• Work to complete:
Using the listing below, please gather every line containing the word "name".

• Supplied material:
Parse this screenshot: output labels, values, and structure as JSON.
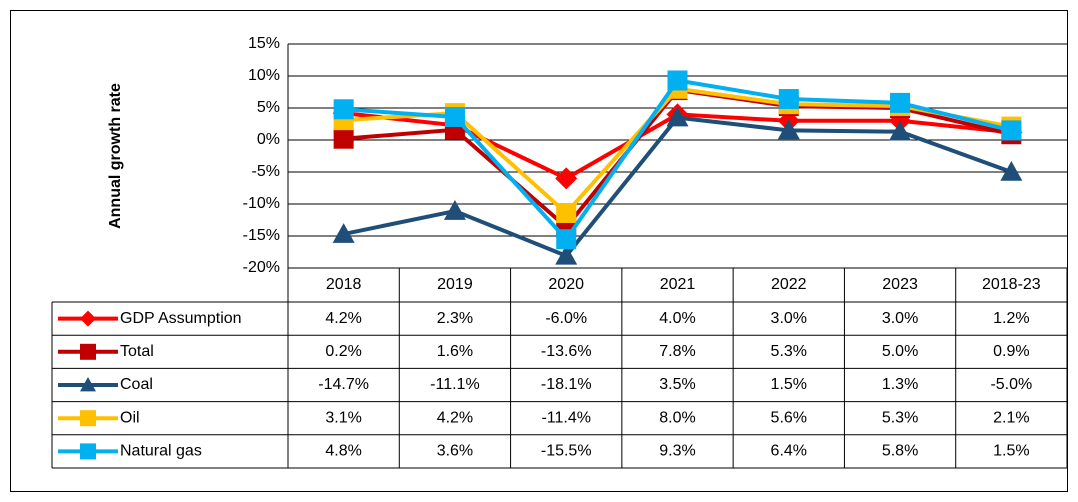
{
  "chart_data": {
    "type": "line",
    "y_label": "Annual growth rate",
    "categories": [
      "2018",
      "2019",
      "2020",
      "2021",
      "2022",
      "2023",
      "2018-23"
    ],
    "ylim": [
      -20,
      15
    ],
    "yticks": [
      {
        "value": -20,
        "label": "-20%"
      },
      {
        "value": -15,
        "label": "-15%"
      },
      {
        "value": -10,
        "label": "-10%"
      },
      {
        "value": -5,
        "label": "-5%"
      },
      {
        "value": 0,
        "label": "0%"
      },
      {
        "value": 5,
        "label": "5%"
      },
      {
        "value": 10,
        "label": "10%"
      },
      {
        "value": 15,
        "label": "15%"
      }
    ],
    "grid": true,
    "series": [
      {
        "name": "GDP Assumption",
        "color": "#ff0000",
        "marker": "diamond",
        "values": [
          4.2,
          2.3,
          -6.0,
          4.0,
          3.0,
          3.0,
          1.2
        ],
        "value_labels": [
          "4.2%",
          "2.3%",
          "-6.0%",
          "4.0%",
          "3.0%",
          "3.0%",
          "1.2%"
        ]
      },
      {
        "name": "Total",
        "color": "#c00000",
        "marker": "square",
        "values": [
          0.2,
          1.6,
          -13.6,
          7.8,
          5.3,
          5.0,
          0.9
        ],
        "value_labels": [
          "0.2%",
          "1.6%",
          "-13.6%",
          "7.8%",
          "5.3%",
          "5.0%",
          "0.9%"
        ]
      },
      {
        "name": "Coal",
        "color": "#1f4e79",
        "marker": "triangle",
        "values": [
          -14.7,
          -11.1,
          -18.1,
          3.5,
          1.5,
          1.3,
          -5.0
        ],
        "value_labels": [
          "-14.7%",
          "-11.1%",
          "-18.1%",
          "3.5%",
          "1.5%",
          "1.3%",
          "-5.0%"
        ]
      },
      {
        "name": "Oil",
        "color": "#ffc000",
        "marker": "square",
        "values": [
          3.1,
          4.2,
          -11.4,
          8.0,
          5.6,
          5.3,
          2.1
        ],
        "value_labels": [
          "3.1%",
          "4.2%",
          "-11.4%",
          "8.0%",
          "5.6%",
          "5.3%",
          "2.1%"
        ]
      },
      {
        "name": "Natural gas",
        "color": "#00b0f0",
        "marker": "square",
        "values": [
          4.8,
          3.6,
          -15.5,
          9.3,
          6.4,
          5.8,
          1.5
        ],
        "value_labels": [
          "4.8%",
          "3.6%",
          "-15.5%",
          "9.3%",
          "6.4%",
          "5.8%",
          "1.5%"
        ]
      }
    ]
  }
}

• Exercise result:
        "name": "GDP Assumption",
        "name": "Total",
        "name": "Coal",
        "name": "Oil",
        "name": "Natural gas",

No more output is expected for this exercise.